— begin —

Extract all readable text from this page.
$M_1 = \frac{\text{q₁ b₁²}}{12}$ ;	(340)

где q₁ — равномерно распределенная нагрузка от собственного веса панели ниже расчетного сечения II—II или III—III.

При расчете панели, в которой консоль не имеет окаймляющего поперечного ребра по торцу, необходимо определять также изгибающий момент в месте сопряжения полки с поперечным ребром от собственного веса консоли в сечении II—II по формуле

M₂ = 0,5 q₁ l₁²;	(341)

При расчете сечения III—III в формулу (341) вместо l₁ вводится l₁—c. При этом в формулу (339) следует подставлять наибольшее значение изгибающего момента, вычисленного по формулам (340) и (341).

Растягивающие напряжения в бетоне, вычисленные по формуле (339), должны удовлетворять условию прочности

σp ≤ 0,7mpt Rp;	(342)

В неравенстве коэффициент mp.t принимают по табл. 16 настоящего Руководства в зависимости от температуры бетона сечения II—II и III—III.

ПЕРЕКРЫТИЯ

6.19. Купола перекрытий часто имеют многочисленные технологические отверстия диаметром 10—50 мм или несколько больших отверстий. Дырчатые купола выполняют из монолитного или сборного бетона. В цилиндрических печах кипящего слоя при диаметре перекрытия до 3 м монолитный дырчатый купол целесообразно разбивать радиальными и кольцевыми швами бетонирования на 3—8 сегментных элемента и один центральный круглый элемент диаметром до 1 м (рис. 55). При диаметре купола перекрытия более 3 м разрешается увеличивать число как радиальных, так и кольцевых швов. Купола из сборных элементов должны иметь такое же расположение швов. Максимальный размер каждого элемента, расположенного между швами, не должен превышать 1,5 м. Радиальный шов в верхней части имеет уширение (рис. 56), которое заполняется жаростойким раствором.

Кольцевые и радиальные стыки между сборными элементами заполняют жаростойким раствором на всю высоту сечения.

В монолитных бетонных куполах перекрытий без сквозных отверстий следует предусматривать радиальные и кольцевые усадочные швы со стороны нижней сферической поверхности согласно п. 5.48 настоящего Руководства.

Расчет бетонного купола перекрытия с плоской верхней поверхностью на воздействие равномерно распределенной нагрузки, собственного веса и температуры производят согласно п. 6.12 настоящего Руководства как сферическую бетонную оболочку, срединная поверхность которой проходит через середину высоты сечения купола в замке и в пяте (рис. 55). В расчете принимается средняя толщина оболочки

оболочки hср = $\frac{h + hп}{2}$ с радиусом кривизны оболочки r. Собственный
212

— end —

• _Task to complete_
Copy out every line in the listing where the word "температуры" appears.

• _Final result_
В неравенстве коэффициент mp.t принимают по табл. 16 настоящего Руководства в зависимости от температуры бетона сечения II—II и III—III.
Расчет бетонного купола перекрытия с плоской верхней поверхностью на воздействие равномерно распределенной нагрузки, собственного веса и температуры производят согласно п. 6.12 настоящего Руководства как сферическую бетонную оболочку, срединная поверхность которой проходит через середину высоты сечения купола в замке и в пяте (рис. 55). В расчете принимается средняя толщина оболочки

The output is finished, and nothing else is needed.